Records provided =>
******************************
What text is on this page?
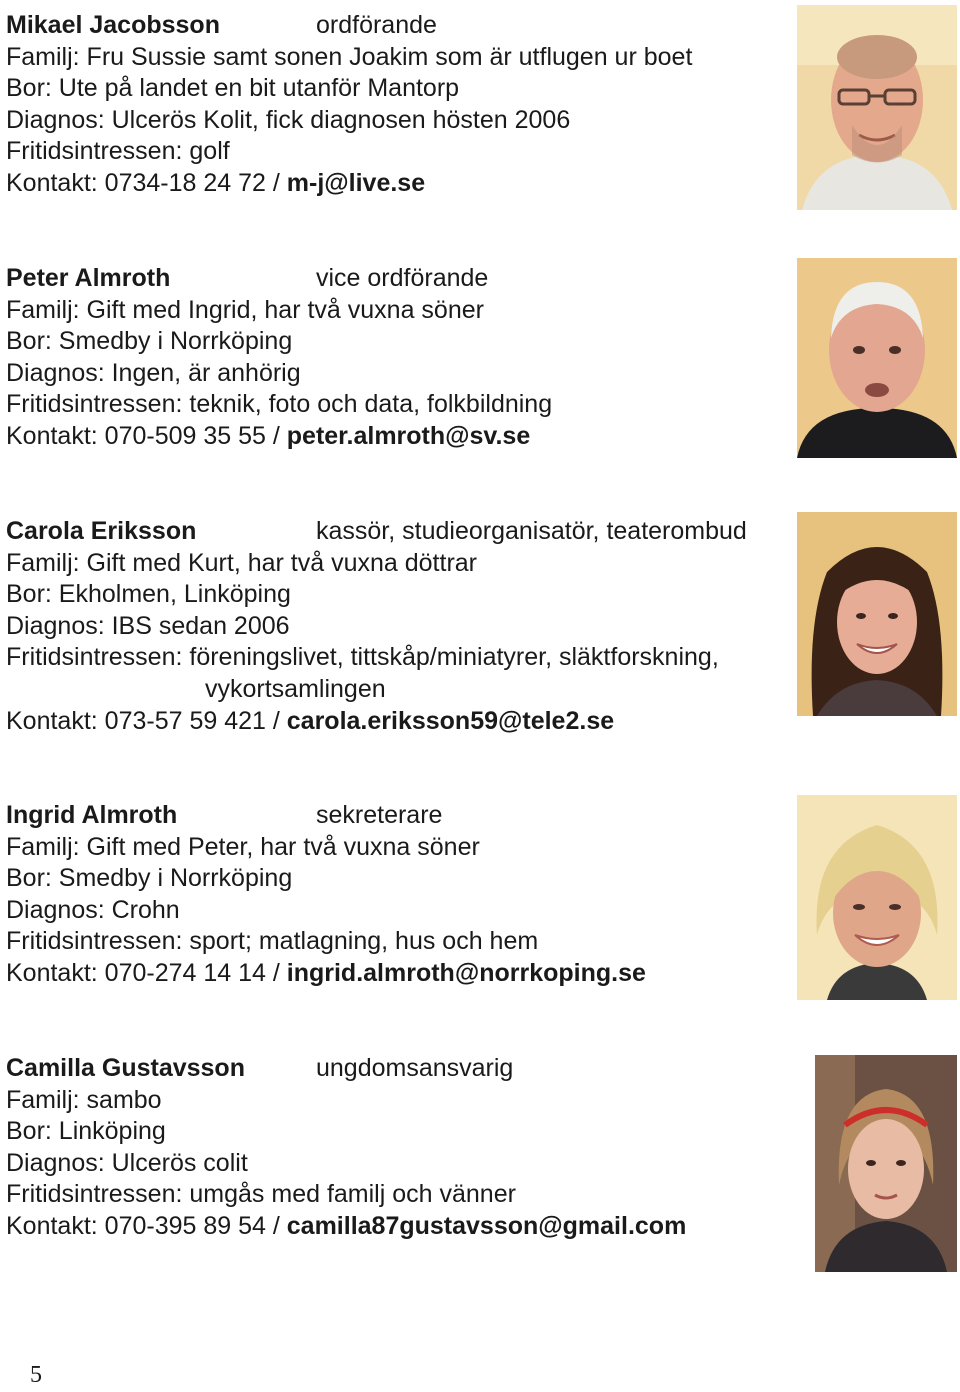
Mikael Jacobsson	ordförande
Familj: Fru Sussie samt sonen Joakim som är utflugen ur boet
Bor: Ute på landet en bit utanför Mantorp
Diagnos: Ulcerös Kolit, fick diagnosen hösten 2006
Fritidsintressen: golf
Kontakt: 0734-18 24 72 / m-j@live.se
Peter Almroth	vice ordförande
Familj: Gift med Ingrid, har två vuxna söner
Bor: Smedby i Norrköping
Diagnos: Ingen, är anhörig
Fritidsintressen: teknik, foto och data, folkbildning
Kontakt: 070-509 35 55 / peter.almroth@sv.se
Carola Eriksson	kassör, studieorganisatör, teaterombud
Familj: Gift med Kurt, har två vuxna döttrar
Bor: Ekholmen, Linköping
Diagnos: IBS sedan 2006
Fritidsintressen: föreningslivet, tittskåp/miniatyrer, släktforskning,
vykortsamlingen
Kontakt: 073-57 59 421 / carola.eriksson59@tele2.se
Ingrid Almroth	sekreterare
Familj: Gift med Peter, har två vuxna söner
Bor: Smedby i Norrköping
Diagnos: Crohn
Fritidsintressen: sport; matlagning, hus och hem
Kontakt: 070-274 14 14 / ingrid.almroth@norrkoping.se
Camilla Gustavsson	ungdomsansvarig
Familj: sambo
Bor: Linköping
Diagnos: Ulcerös colit
Fritidsintressen: umgås med familj och vänner
Kontakt: 070-395 89 54 / camilla87gustavsson@gmail.com
5
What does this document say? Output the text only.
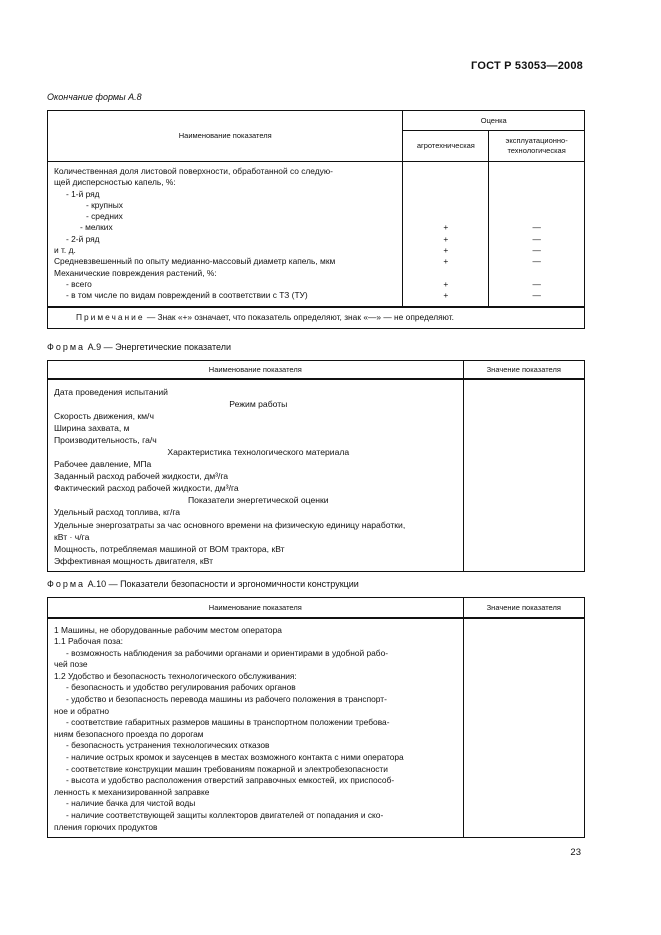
ГОСТ Р 53053—2008
Окончание формы А.8
Наименование показателя	Оценка	
	агротехническая	эксплуатационно-
технологическая
Количественная доля листовой поверхности, обработанной со следую-		
щей дисперсностью капель, %:		
- 1-й ряд		
- крупных		
- средних		
- мелких	+	—
- 2-й ряд	+	—
и т. д.	+	—
Средневзвешенный по опыту медианно-массовый диаметр капель, мкм	+	—
Механические повреждения растений, %:		
- всего	+	—
- в том числе по видам повреждений в соответствии с ТЗ (ТУ)	+	—
Примечание — Знак «+» означает, что показатель определяют, знак «—» — не определяют.		
Форма А.9 — Энергетические показатели
Наименование показателя	Значение показателя
Дата проведения испытаний	
Режим работы	
Скорость движения, км/ч	
Ширина захвата, м	
Производительность, га/ч	
Характеристика технологического материала	
Рабочее давление, МПа	
Заданный расход рабочей жидкости, дм³/га	
Фактический расход рабочей жидкости, дм³/га	
Показатели энергетической оценки	
Удельный расход топлива, кг/га	
Удельные энергозатраты за час основного времени на физическую единицу наработки,	
кВт · ч/га	
Мощность, потребляемая машиной от ВОМ трактора, кВт	
Эффективная мощность двигателя, кВт	
Форма А.10 — Показатели безопасности и эргономичности конструкции
Наименование показателя	Значение показателя
1 Машины, не оборудованные рабочим местом оператора	
1.1 Рабочая поза:	
- возможность наблюдения за рабочими органами и ориентирами в удобной рабо-	
чей позе	
1.2 Удобство и безопасность технологического обслуживания:	
- безопасность и удобство регулирования рабочих органов	
- удобство и безопасность перевода машины из рабочего положения в транспорт-	
ное и обратно	
- соответствие габаритных размеров машины в транспортном положении требова-	
ниям безопасного проезда по дорогам	
- безопасность устранения технологических отказов	
- наличие острых кромок и заусенцев в местах возможного контакта с ними оператора	
- соответствие конструкции машин требованиям пожарной и электробезопасности	
- высота и удобство расположения отверстий заправочных емкостей, их приспособ-	
ленность к механизированной заправке	
- наличие бачка для чистой воды	
- наличие соответствующей защиты коллекторов двигателей от попадания и ско-	
пления горючих продуктов	
23
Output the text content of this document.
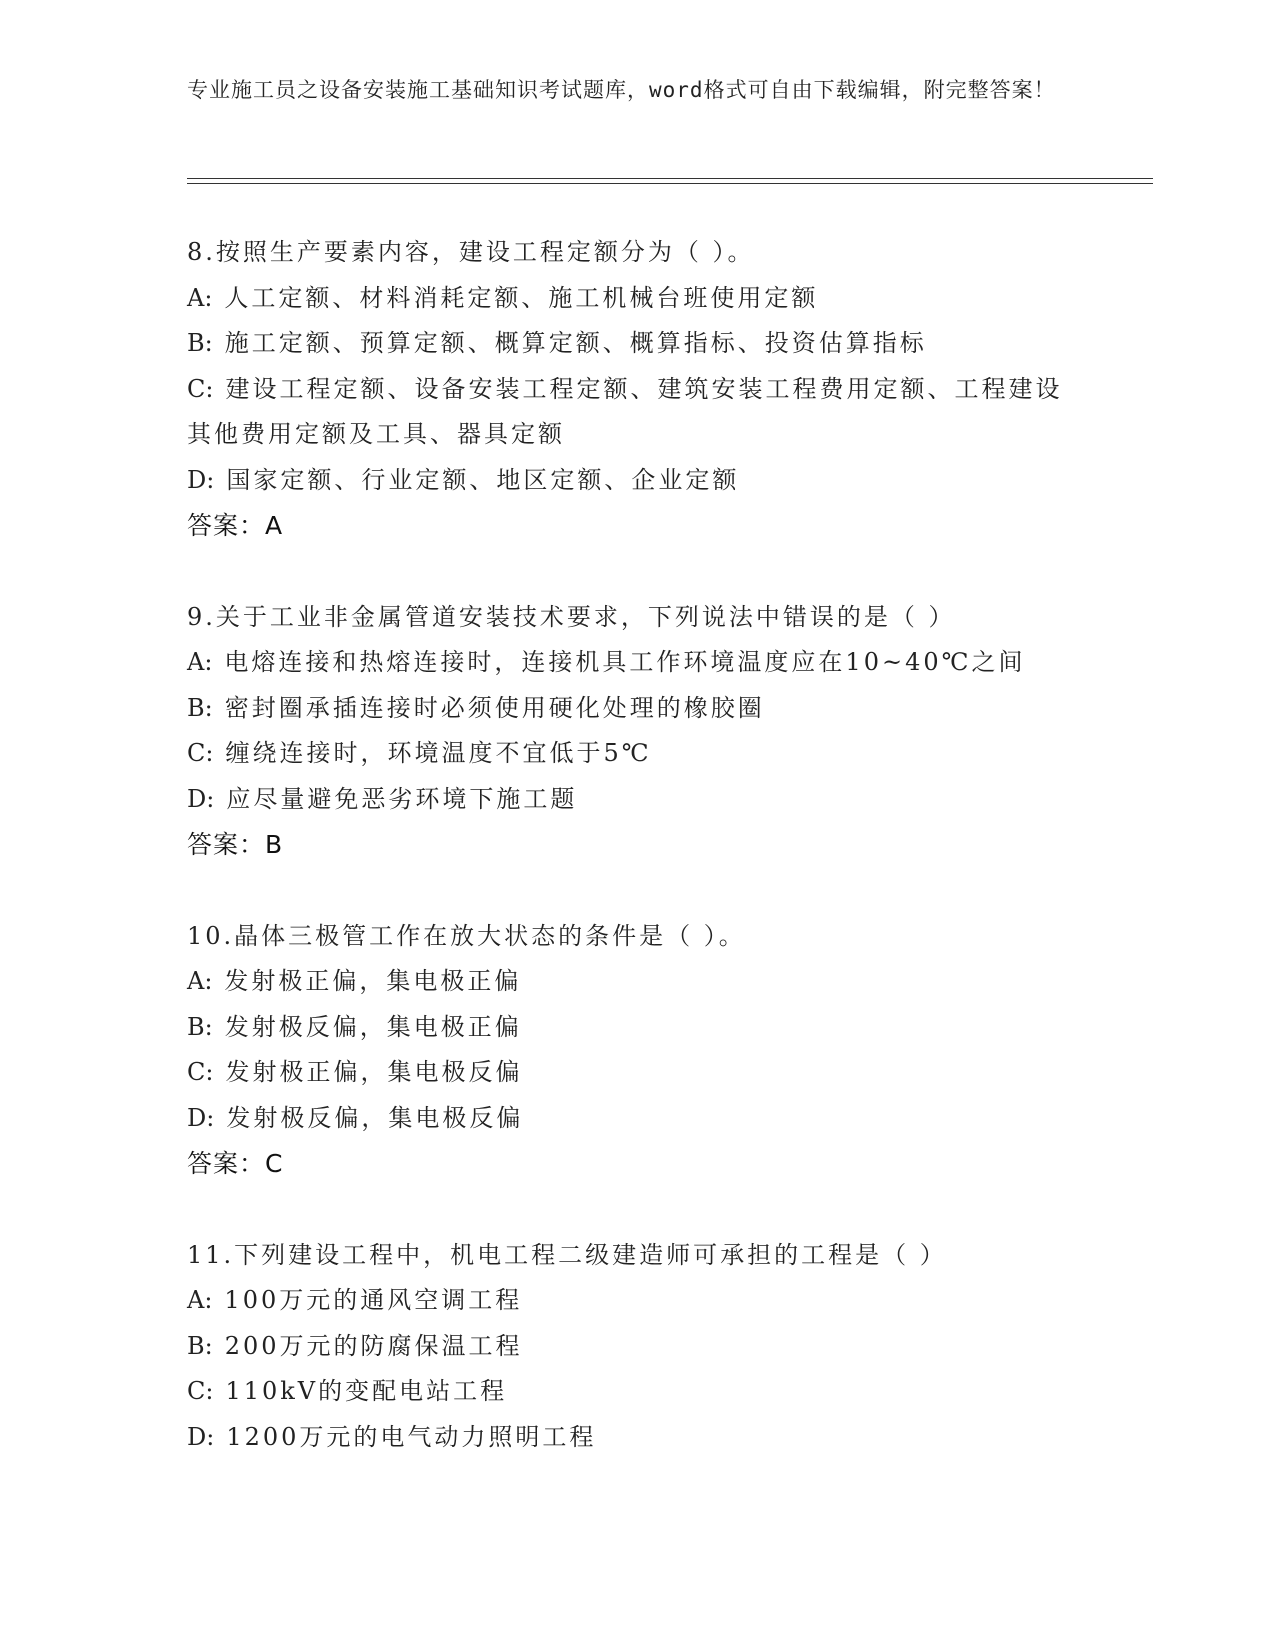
专业施工员之设备安装施工基础知识考试题库，word格式可自由下载编辑，附完整答案！
8.按照生产要素内容，建设工程定额分为（ ）。
A: 人工定额、材料消耗定额、施工机械台班使用定额
B: 施工定额、预算定额、概算定额、概算指标、投资估算指标
C: 建设工程定额、设备安装工程定额、建筑安装工程费用定额、工程建设其他费用定额及工具、器具定额
D: 国家定额、行业定额、地区定额、企业定额
答案：A
9.关于工业非金属管道安装技术要求，下列说法中错误的是（ ）
A: 电熔连接和热熔连接时，连接机具工作环境温度应在10~40℃之间
B: 密封圈承插连接时必须使用硬化处理的橡胶圈
C: 缠绕连接时，环境温度不宜低于5℃
D: 应尽量避免恶劣环境下施工题
答案：B
10.晶体三极管工作在放大状态的条件是（ ）。
A: 发射极正偏，集电极正偏
B: 发射极反偏，集电极正偏
C: 发射极正偏，集电极反偏
D: 发射极反偏，集电极反偏
答案：C
11.下列建设工程中，机电工程二级建造师可承担的工程是（ ）
A: 100万元的通风空调工程
B: 200万元的防腐保温工程
C: 110kV的变配电站工程
D: 1200万元的电气动力照明工程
******************************
Aim of the exercise =>
Tally the lines containing "Ulcerös". Provide the number without any other words.

The response =>
2